## SOURCE EXTRACT
:::::

Review by Gillian Daniels
(Boston, MA) So, okay, say you know this girl, right? More of a “broad,” maybe—flirts with the boys but won’t take shit from them, never lies to appease some dude’s ego, takes lovers and throws them away with ease. Say she gets in a tough situation—but it’s hard to say what’s tough for her, really, she’s not from a great background. But she’s in this situation, right? And it’s either go to prison or go home at the end of a long work day at the cigarette factory. So she flirts some with the poor, idiot small town officer that has her captive. Naïve guy, sweet enough.
He lets her go and, boom, he gets two months in prison for it. She’s a no-regrets-kind-of gal and continues partying. But, see, after prison, he goes to her and demands to know why she hasn’t visited him. She apologizes and offers to sleep with him, which makes them cool in her accounting of thing, but he tells her it’s not enough. They have something special, he says. She can’t be interested in some other guy, he tells her. Who is this guy, he demands? Who does he think he is and who does she think she is, doing as she likes? She owes him, he insists. He can’t leave now, he decides, and neither can she.

:::::

## GIVEN TASK 1
Return every line of the rows that contains the string "据说扇成后被麝香熏染", treating case as significant.

:::::

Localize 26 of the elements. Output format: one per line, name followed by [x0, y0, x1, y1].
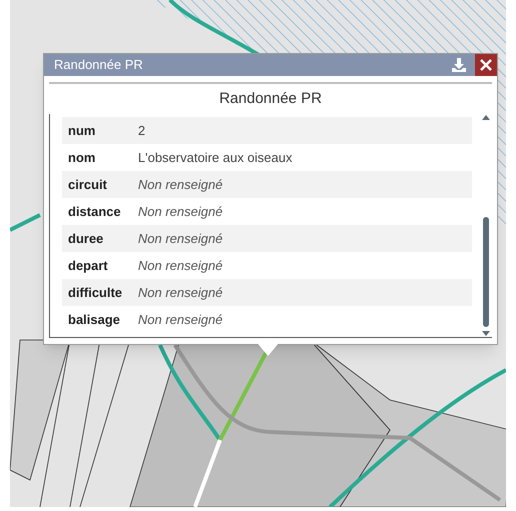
field-value: Non renseigné — [138, 284, 223, 302]
close-button[interactable] — [475, 54, 497, 76]
popup-title: Randonnée PR — [54, 56, 144, 74]
field-name: num — [67, 122, 96, 140]
field-name: circuit — [67, 176, 108, 194]
scroll-up-icon — [482, 115, 490, 120]
field-name: depart — [67, 256, 109, 275]
field-value: 2 — [138, 122, 146, 140]
field-name: distance — [67, 202, 122, 221]
download-button[interactable] — [449, 55, 469, 75]
field-value: L'observatoire aux oiseaux — [138, 148, 292, 167]
field-name: difficulte — [67, 284, 124, 302]
field-name: duree — [67, 230, 104, 248]
popup-heading: Randonnée PR — [218, 89, 323, 109]
field-name: balisage — [67, 310, 122, 329]
field-value: Non renseigné — [138, 202, 223, 221]
field-value: Non renseigné — [138, 256, 223, 275]
scrollbar[interactable] — [480, 114, 492, 337]
download-icon — [451, 57, 467, 73]
field-value: Non renseigné — [138, 176, 223, 194]
close-icon — [480, 59, 492, 71]
field-value: Non renseigné — [138, 310, 223, 329]
field-name: nom — [67, 148, 96, 167]
scroll-down-icon — [482, 331, 490, 336]
scroll-thumb[interactable] — [483, 217, 489, 327]
field-value: Non renseigné — [138, 230, 223, 248]
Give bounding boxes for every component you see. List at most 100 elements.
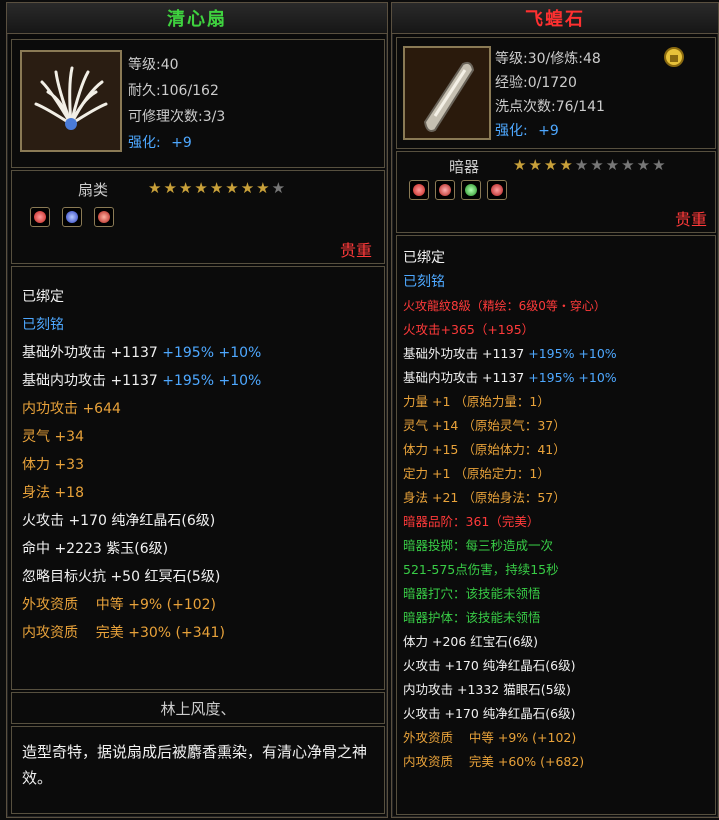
right-wash-count: 洗点次数:76/141 [495,99,605,115]
left-attr-1-bonus: +195% +10% [162,373,262,389]
fan-icon [22,52,120,150]
right-item-icon [403,46,491,140]
left-description-box: 造型奇特，据说扇成后被麝香熏染，有清心净骨之神效。 [11,726,385,814]
left-quality-0: 外攻资质 中等 +9% (+102) [22,597,217,613]
right-gem-socket-3 [461,180,481,200]
star-filled-icon: ★ [163,179,177,197]
left-description: 造型奇特，据说扇成后被麝香熏染，有清心净骨之神效。 [22,743,368,787]
right-gem-1: 火攻击 +170 纯净红晶石(6级) [403,658,576,673]
left-gem-1: 命中 +2223 紫玉(6级) [22,541,169,557]
left-gem-socket-1 [30,207,50,227]
right-gem-socket-1 [409,180,429,200]
left-item-tooltip: 清心扇 等级:40 耐久:106/162 可修理次数:3/3 强化: +9 扇类… [6,2,388,818]
star-filled-icon: ★ [256,179,270,197]
left-item-type: 扇类 [78,181,109,199]
right-item-type: 暗器 [449,158,480,176]
star-empty-icon: ★ [636,156,651,174]
right-star-rating: ★ ★ ★ ★ ★ ★ ★ ★ ★ ★ [513,158,666,173]
left-attr-0: 基础外功攻击 +1137 +195% +10% [22,341,261,365]
right-quality-1: 内攻资质 完美 +60% (+682) [403,754,585,769]
right-item-tooltip: 飞蝗石 等级:30/修炼:48 经验:0/1720 洗点次数:76/141 强化… [391,2,719,818]
star-empty-icon: ★ [605,156,620,174]
star-filled-icon: ★ [513,156,527,174]
left-quality-1: 内攻资质 完美 +30% (+341) [22,625,225,641]
right-level: 等级:30/修炼:48 [495,51,601,67]
star-empty-icon: ★ [590,156,604,174]
right-attr-0-bonus: +195% +10% [528,346,617,361]
left-item-title-bar: 清心扇 [7,3,387,34]
left-bound: 已绑定 [22,289,64,305]
left-enhance-label: 强化: [128,135,161,151]
gold-lock-icon[interactable] [663,46,685,68]
right-bonus-3: 定力 +1 （原始定力：1） [403,466,550,481]
left-type-box: 扇类 ★ ★ ★ ★ ★ ★ ★ ★ ★ 贵重 [11,170,385,264]
right-gem-2: 内功攻击 +1332 猫眼石(5级) [403,682,571,697]
right-bonus-2: 体力 +15 （原始体力：41） [403,442,566,457]
left-enhance-value: +9 [171,135,192,151]
right-rank: 暗器品阶：361（完美） [403,514,540,529]
star-empty-icon: ★ [574,156,589,174]
left-attr-box: 已绑定 已刻铭 基础外功攻击 +1137 +195% +10% 基础内功攻击 +… [11,266,385,690]
left-attr-1: 基础内功攻击 +1137 +195% +10% [22,369,261,393]
right-rarity: 贵重 [674,210,707,229]
star-filled-icon: ★ [528,156,542,174]
left-gem-socket-2 [62,207,82,227]
right-skill-2: 暗器打穴：该技能未领悟 [403,586,541,601]
right-red-0: 火攻龍紋8級（精绘：6级0等・穿心） [403,299,606,313]
right-skill-3: 暗器护体：该技能未领悟 [403,610,541,625]
right-enhance: 强化: +9 [495,120,559,140]
right-gem-socket-2 [435,180,455,200]
star-empty-icon: ★ [271,179,286,197]
left-gem-socket-3 [94,207,114,227]
star-filled-icon: ★ [194,179,208,197]
right-header-box: 等级:30/修炼:48 经验:0/1720 洗点次数:76/141 强化: +9 [396,37,716,149]
left-header-box: 等级:40 耐久:106/162 可修理次数:3/3 强化: +9 [11,39,385,168]
left-star-rating: ★ ★ ★ ★ ★ ★ ★ ★ ★ [148,181,285,196]
right-type-box: 暗器 ★ ★ ★ ★ ★ ★ ★ ★ ★ ★ 贵重 [396,151,716,233]
right-attr-1-bonus: +195% +10% [528,370,617,385]
right-attr-1: 基础内功攻击 +1137 +195% +10% [403,366,617,390]
left-bonus-1: 灵气 +34 [22,429,84,445]
right-red-1: 火攻击+365（+195） [403,322,535,337]
star-empty-icon: ★ [621,156,635,174]
left-item-title: 清心扇 [167,9,227,30]
left-gem-2: 忽略目标火抗 +50 红冥石(5级) [22,569,221,585]
right-bonus-4: 身法 +21 （原始身法：57） [403,490,566,505]
right-quality-0: 外攻资质 中等 +9% (+102) [403,730,577,745]
left-bonus-3: 身法 +18 [22,485,84,501]
right-skill-0: 暗器投掷：每三秒造成一次 [403,538,554,553]
left-rarity: 贵重 [339,241,372,260]
star-filled-icon: ★ [209,179,224,197]
left-attr-0-bonus: +195% +10% [162,345,262,361]
right-enhance-label: 强化: [495,123,528,139]
left-engraved: 已刻铭 [22,317,64,333]
left-bonus-0: 内功攻击 +644 [22,401,121,417]
star-empty-icon: ★ [652,156,666,174]
right-engraved: 已刻铭 [403,274,445,290]
star-filled-icon: ★ [559,156,573,174]
throwing-stone-icon [405,48,489,138]
right-item-title: 飞蝗石 [525,9,585,30]
right-gem-socket-4 [487,180,507,200]
right-item-title-bar: 飞蝗石 [392,3,718,34]
right-attr-box: 已绑定 已刻铭 火攻龍紋8級（精绘：6级0等・穿心） 火攻击+365（+195）… [396,235,716,815]
right-enhance-value: +9 [538,123,559,139]
right-gem-3: 火攻击 +170 纯净红晶石(6级) [403,706,576,721]
left-engraving-box: 林上风度、 [11,692,385,724]
star-filled-icon: ★ [225,179,239,197]
star-filled-icon: ★ [240,179,255,197]
left-bonus-2: 体力 +33 [22,457,84,473]
right-attr-0-base: 基础外功攻击 +1137 [403,346,529,361]
left-level: 等级:40 [128,57,179,73]
right-attr-1-base: 基础内功攻击 +1137 [403,370,529,385]
right-gem-0: 体力 +206 红宝石(6级) [403,634,538,649]
star-filled-icon: ★ [178,179,193,197]
left-gem-0: 火攻击 +170 纯净红晶石(6级) [22,513,216,529]
right-exp: 经验:0/1720 [495,75,577,91]
right-bonus-1: 灵气 +14 （原始灵气：37） [403,418,566,433]
star-filled-icon: ★ [543,156,558,174]
left-item-icon [20,50,122,152]
star-filled-icon: ★ [148,179,162,197]
left-attr-0-base: 基础外功攻击 +1137 [22,345,163,361]
right-bonus-0: 力量 +1 （原始力量：1） [403,394,550,409]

:::::

## GIVEN TASK 2
Write what comes next in the review above, picking up after its final sentence.

## TASK OUTPUT 1
left-description-box: 造型奇特，据说扇成后被麝香熏染，有清心净骨之神效。 [11,726,385,814]
left-description: 造型奇特，据说扇成后被麝香熏染，有清心净骨之神效。 [22,743,368,787]

## TASK OUTPUT 2
In popular culture, one doesn’t normally think of the opera Carmen as a domestic violence tragedy. Its popular reputation is of a g*psy temptress, Carmen (Jennifer Johnson Cano), who romances a soldier, Don José (Roger Honeywell) away from his pious, mother-approved fiancée, Micaëla (Chelsea Basler).
But the tragedy is not purely Don José‘s fall from grace but how Carmen is embroiled in that downfall. This isn’t a woman tempting men to tragedy but a tragedy of a woman who can’t escape the abuses of men.
The score is as forceful as the libretto is heartbreaking. The individual performances of the characters are fantastic. Lillas Pastia (Yusef Lambert) is delightfully charming and slimy and Zuniga (Liam Moran) is, much like the rest of the cast, having a great time when the plot isn’t barreling toward bad boyfriend tragedy.
Carmen, of course, shines as a sexy wild child who is willing to play hard with the boys. The production underscores that she is in a man’s world: the opening scene is a soldier’s camp with a single flag pole standing at attention in front of the soldiers. These same soldiers chase after and intimidate Micaëla and later chase a half naked woman up the same flag pole. This is a world of machismo with violent and flippant regard toward the autonomy of women.
After intermission, the main set piece is a giant bull in a field. Beneath it, a man strips off his clothes in the half darkness and dances, fully naked and aware of his power as a man. This bit ends, unexplained, just a further piece of the world that’s been realized on stage.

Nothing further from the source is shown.